Start of RECORDED DATA

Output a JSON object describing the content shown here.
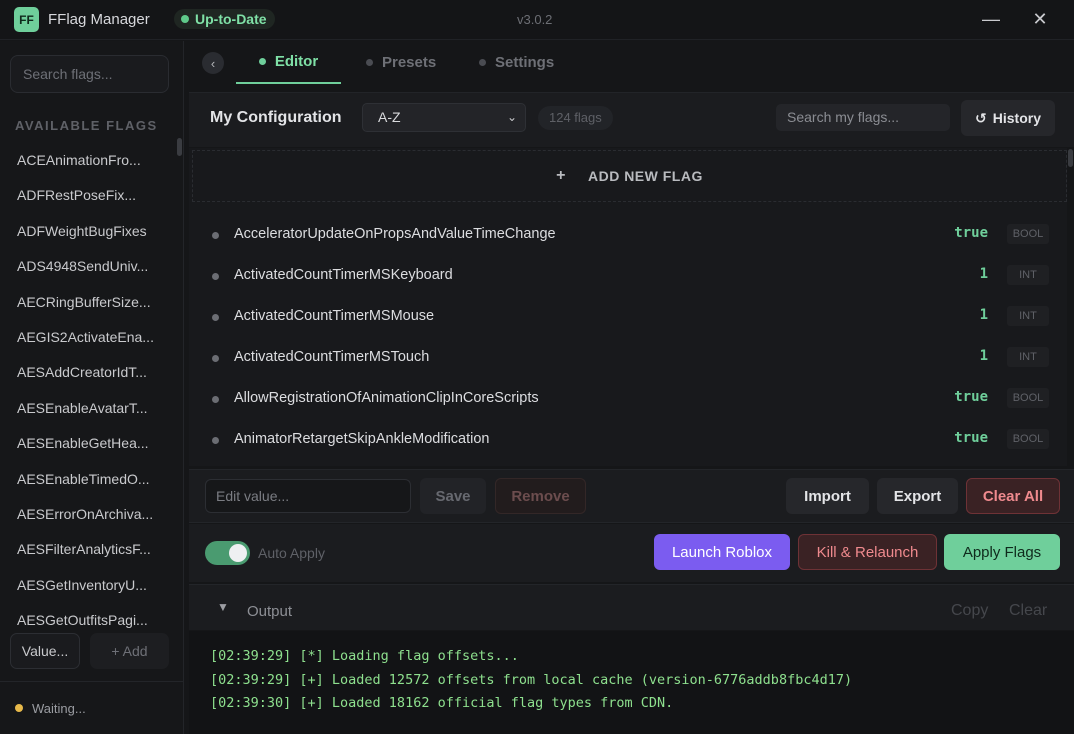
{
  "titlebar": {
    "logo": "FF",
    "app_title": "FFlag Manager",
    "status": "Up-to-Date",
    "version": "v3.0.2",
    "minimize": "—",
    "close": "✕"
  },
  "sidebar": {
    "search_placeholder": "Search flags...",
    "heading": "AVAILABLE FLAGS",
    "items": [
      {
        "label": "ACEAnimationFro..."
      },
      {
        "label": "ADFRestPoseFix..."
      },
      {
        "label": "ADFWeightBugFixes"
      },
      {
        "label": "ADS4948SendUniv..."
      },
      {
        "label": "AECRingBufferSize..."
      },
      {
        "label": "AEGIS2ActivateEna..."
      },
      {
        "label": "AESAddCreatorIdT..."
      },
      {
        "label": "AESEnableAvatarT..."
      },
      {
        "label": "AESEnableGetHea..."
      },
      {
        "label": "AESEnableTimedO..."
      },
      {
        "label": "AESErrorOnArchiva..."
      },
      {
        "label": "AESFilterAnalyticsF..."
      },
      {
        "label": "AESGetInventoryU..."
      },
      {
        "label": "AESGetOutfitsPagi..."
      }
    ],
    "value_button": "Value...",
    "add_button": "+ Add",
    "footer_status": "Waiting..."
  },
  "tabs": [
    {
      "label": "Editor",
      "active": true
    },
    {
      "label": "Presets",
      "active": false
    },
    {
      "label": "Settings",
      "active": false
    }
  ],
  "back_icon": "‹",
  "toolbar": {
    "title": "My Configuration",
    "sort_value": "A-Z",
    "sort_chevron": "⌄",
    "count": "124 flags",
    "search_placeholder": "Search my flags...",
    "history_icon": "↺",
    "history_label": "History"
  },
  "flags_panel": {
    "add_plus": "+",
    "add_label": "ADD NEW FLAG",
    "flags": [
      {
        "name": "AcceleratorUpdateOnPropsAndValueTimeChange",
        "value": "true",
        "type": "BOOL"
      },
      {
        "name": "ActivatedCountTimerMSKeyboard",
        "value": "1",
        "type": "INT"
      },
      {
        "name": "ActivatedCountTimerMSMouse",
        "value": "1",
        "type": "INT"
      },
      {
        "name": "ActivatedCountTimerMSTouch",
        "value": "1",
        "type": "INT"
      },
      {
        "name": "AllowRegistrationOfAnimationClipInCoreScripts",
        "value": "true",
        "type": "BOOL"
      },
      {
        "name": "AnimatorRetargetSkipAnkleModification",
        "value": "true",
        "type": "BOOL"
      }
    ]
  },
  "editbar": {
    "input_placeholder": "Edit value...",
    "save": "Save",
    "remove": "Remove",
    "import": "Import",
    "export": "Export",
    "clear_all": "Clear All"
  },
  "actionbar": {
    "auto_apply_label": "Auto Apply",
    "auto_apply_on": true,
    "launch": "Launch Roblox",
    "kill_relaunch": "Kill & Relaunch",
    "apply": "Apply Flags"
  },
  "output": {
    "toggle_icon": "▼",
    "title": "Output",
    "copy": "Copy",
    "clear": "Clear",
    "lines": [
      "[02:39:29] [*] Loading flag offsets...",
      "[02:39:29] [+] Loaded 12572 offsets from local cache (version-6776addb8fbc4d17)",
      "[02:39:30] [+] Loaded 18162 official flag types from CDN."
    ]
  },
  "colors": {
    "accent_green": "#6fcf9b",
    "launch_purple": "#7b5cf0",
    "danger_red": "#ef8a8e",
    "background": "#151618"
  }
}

End of RECORDED DATA
Start of RECORDED DATA

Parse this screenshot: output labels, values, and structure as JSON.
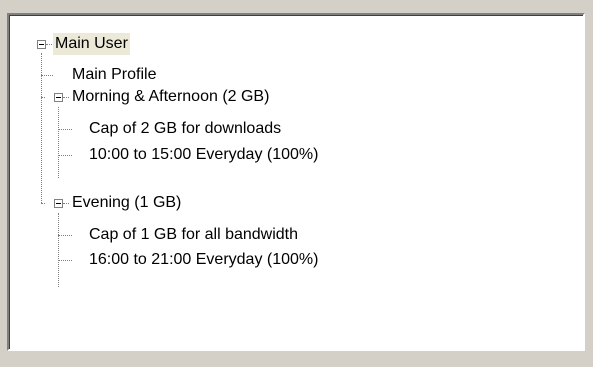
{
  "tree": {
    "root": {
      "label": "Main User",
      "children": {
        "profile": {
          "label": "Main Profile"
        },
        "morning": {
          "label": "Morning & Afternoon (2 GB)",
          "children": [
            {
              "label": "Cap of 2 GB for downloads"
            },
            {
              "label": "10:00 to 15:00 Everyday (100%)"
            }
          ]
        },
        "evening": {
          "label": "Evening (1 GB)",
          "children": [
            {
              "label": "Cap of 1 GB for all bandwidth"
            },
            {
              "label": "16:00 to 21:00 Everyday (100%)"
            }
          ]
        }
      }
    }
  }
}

End of RECORDED DATA

**WHAT THE TASK REQUIRES**
Select all lines in the listing above where the word "JSON" appears, and show them.

**TASK OUTPUT**
Output a JSON object describing the content shown here.
Parse this screenshot: output labels, values, and structure as JSON.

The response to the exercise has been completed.